GIVEN PROBLEM »
All material below is to be reproduced exactly.

[Figure record listings]
#####

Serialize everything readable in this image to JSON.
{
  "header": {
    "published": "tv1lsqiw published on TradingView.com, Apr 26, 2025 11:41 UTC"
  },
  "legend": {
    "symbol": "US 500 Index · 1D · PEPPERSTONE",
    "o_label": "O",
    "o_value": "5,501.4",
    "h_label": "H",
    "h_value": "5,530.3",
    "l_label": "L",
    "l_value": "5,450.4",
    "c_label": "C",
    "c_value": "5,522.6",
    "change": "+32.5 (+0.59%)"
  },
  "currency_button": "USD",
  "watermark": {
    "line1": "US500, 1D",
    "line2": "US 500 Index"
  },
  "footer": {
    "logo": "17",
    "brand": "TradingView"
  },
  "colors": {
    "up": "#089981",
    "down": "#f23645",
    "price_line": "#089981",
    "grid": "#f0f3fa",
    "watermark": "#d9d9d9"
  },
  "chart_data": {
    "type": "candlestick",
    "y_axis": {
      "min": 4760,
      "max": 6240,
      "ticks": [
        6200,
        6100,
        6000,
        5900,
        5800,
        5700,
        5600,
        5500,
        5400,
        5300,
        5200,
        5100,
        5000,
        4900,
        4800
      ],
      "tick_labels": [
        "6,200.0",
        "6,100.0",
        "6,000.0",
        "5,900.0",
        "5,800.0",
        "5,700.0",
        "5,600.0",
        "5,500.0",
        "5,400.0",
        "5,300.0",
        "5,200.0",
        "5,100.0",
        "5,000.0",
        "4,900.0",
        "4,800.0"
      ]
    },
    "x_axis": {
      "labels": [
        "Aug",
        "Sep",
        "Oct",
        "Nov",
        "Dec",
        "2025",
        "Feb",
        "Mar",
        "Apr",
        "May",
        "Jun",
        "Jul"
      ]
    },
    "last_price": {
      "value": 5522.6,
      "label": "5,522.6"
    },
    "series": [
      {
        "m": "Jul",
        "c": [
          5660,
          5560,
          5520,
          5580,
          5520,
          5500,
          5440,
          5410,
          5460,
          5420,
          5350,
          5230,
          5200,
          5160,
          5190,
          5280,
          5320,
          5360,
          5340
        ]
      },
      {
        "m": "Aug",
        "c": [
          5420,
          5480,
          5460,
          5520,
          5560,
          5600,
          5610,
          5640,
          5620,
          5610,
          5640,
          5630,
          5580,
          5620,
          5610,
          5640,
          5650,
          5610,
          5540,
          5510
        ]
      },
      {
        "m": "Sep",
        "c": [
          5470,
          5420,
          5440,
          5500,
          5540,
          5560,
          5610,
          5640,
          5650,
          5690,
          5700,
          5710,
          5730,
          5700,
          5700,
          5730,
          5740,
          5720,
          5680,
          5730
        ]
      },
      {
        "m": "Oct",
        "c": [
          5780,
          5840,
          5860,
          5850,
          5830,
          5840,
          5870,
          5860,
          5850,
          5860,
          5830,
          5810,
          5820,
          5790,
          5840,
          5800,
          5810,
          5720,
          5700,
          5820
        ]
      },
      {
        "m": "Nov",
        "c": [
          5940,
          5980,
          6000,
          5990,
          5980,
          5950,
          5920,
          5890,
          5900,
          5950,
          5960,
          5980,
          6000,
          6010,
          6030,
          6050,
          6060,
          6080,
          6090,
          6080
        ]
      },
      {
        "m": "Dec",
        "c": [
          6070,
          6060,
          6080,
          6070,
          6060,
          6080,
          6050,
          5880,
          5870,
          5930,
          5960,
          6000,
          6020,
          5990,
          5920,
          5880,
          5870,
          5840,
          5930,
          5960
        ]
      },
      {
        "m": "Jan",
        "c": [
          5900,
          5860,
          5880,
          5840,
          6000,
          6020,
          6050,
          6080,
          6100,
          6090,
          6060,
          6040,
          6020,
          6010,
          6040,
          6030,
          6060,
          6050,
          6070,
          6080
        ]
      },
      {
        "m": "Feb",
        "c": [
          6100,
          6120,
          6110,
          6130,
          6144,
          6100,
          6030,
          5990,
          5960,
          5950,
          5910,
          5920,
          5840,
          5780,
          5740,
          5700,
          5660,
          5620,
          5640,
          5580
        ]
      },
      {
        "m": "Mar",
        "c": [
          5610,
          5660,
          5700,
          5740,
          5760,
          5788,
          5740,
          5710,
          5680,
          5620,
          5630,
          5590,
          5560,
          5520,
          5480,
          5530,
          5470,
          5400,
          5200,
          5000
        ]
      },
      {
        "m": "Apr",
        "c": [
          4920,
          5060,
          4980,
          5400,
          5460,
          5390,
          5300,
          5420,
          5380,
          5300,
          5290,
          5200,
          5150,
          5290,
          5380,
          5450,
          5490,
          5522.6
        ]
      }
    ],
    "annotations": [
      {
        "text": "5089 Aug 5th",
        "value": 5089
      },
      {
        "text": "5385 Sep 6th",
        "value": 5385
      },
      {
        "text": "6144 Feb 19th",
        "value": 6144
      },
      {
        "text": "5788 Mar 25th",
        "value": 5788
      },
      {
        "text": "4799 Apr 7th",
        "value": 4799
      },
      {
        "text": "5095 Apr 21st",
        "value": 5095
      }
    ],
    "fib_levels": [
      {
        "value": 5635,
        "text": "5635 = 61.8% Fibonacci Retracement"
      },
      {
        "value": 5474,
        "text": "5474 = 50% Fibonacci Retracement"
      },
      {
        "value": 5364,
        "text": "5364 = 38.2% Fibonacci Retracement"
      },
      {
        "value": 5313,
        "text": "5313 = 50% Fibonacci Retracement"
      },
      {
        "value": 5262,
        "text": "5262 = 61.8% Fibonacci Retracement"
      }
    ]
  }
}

#####

WRITTEN SOLUTION »
Serialize everything readable in this image to JSON.
{
  "header": {
    "published": "tv1lsqiw published on TradingView.com, Apr 26, 2025 11:41 UTC"
  },
  "legend": {
    "symbol": "US 500 Index · 1D · PEPPERSTONE",
    "o_label": "O",
    "o_value": "5,501.4",
    "h_label": "H",
    "h_value": "5,530.3",
    "l_label": "L",
    "l_value": "5,450.4",
    "c_label": "C",
    "c_value": "5,522.6",
    "change": "+32.5 (+0.59%)"
  },
  "currency_button": "USD",
  "watermark": {
    "line1": "US500, 1D",
    "line2": "US 500 Index"
  },
  "footer": {
    "logo": "17",
    "brand": "TradingView"
  },
  "colors": {
    "up": "#089981",
    "down": "#f23645",
    "price_line": "#089981",
    "grid": "#f0f3fa",
    "watermark": "#d9d9d9"
  },
  "chart_data": {
    "type": "candlestick",
    "y_axis": {
      "min": 4760,
      "max": 6240,
      "ticks": [
        6200,
        6100,
        6000,
        5900,
        5800,
        5700,
        5600,
        5500,
        5400,
        5300,
        5200,
        5100,
        5000,
        4900,
        4800
      ],
      "tick_labels": [
        "6,200.0",
        "6,100.0",
        "6,000.0",
        "5,900.0",
        "5,800.0",
        "5,700.0",
        "5,600.0",
        "5,500.0",
        "5,400.0",
        "5,300.0",
        "5,200.0",
        "5,100.0",
        "5,000.0",
        "4,900.0",
        "4,800.0"
      ]
    },
    "x_axis": {
      "labels": [
        "Aug",
        "Sep",
        "Oct",
        "Nov",
        "Dec",
        "2025",
        "Feb",
        "Mar",
        "Apr",
        "May",
        "Jun",
        "Jul"
      ]
    },
    "last_price": {
      "value": 5522.6,
      "label": "5,522.6"
    },
    "series": [
      {
        "m": "Jul",
        "c": [
          5660,
          5560,
          5520,
          5580,
          5520,
          5500,
          5440,
          5410,
          5460,
          5420,
          5350,
          5230,
          5200,
          5160,
          5190,
          5280,
          5320,
          5360,
          5340
        ]
      },
      {
        "m": "Aug",
        "c": [
          5420,
          5480,
          5460,
          5520,
          5560,
          5600,
          5610,
          5640,
          5620,
          5610,
          5640,
          5630,
          5580,
          5620,
          5610,
          5640,
          5650,
          5610,
          5540,
          5510
        ]
      },
      {
        "m": "Sep",
        "c": [
          5470,
          5420,
          5440,
          5500,
          5540,
          5560,
          5610,
          5640,
          5650,
          5690,
          5700,
          5710,
          5730,
          5700,
          5700,
          5730,
          5740,
          5720,
          5680,
          5730
        ]
      },
      {
        "m": "Oct",
        "c": [
          5780,
          5840,
          5860,
          5850,
          5830,
          5840,
          5870,
          5860,
          5850,
          5860,
          5830,
          5810,
          5820,
          5790,
          5840,
          5800,
          5810,
          5720,
          5700,
          5820
        ]
      },
      {
        "m": "Nov",
        "c": [
          5940,
          5980,
          6000,
          5990,
          5980,
          5950,
          5920,
          5890,
          5900,
          5950,
          5960,
          5980,
          6000,
          6010,
          6030,
          6050,
          6060,
          6080,
          6090,
          6080
        ]
      },
      {
        "m": "Dec",
        "c": [
          6070,
          6060,
          6080,
          6070,
          6060,
          6080,
          6050,
          5880,
          5870,
          5930,
          5960,
          6000,
          6020,
          5990,
          5920,
          5880,
          5870,
          5840,
          5930,
          5960
        ]
      },
      {
        "m": "Jan",
        "c": [
          5900,
          5860,
          5880,
          5840,
          6000,
          6020,
          6050,
          6080,
          6100,
          6090,
          6060,
          6040,
          6020,
          6010,
          6040,
          6030,
          6060,
          6050,
          6070,
          6080
        ]
      },
      {
        "m": "Feb",
        "c": [
          6100,
          6120,
          6110,
          6130,
          6144,
          6100,
          6030,
          5990,
          5960,
          5950,
          5910,
          5920,
          5840,
          5780,
          5740,
          5700,
          5660,
          5620,
          5640,
          5580
        ]
      },
      {
        "m": "Mar",
        "c": [
          5610,
          5660,
          5700,
          5740,
          5760,
          5788,
          5740,
          5710,
          5680,
          5620,
          5630,
          5590,
          5560,
          5520,
          5480,
          5530,
          5470,
          5400,
          5200,
          5000
        ]
      },
      {
        "m": "Apr",
        "c": [
          4920,
          5060,
          4980,
          5400,
          5460,
          5390,
          5300,
          5420,
          5380,
          5300,
          5290,
          5200,
          5150,
          5290,
          5380,
          5450,
          5490,
          5522.6
        ]
      }
    ],
    "annotations": [
      {
        "text": "5089 Aug 5th",
        "value": 5089
      },
      {
        "text": "5385 Sep 6th",
        "value": 5385
      },
      {
        "text": "6144 Feb 19th",
        "value": 6144
      },
      {
        "text": "5788 Mar 25th",
        "value": 5788
      },
      {
        "text": "4799 Apr 7th",
        "value": 4799
      },
      {
        "text": "5095 Apr 21st",
        "value": 5095
      }
    ],
    "fib_levels": [
      {
        "value": 5635,
        "text": "5635 = 61.8% Fibonacci Retracement"
      },
      {
        "value": 5474,
        "text": "5474 = 50% Fibonacci Retracement"
      },
      {
        "value": 5364,
        "text": "5364 = 38.2% Fibonacci Retracement"
      },
      {
        "value": 5313,
        "text": "5313 = 50% Fibonacci Retracement"
      },
      {
        "value": 5262,
        "text": "5262 = 61.8% Fibonacci Retracement"
      }
    ]
  }
}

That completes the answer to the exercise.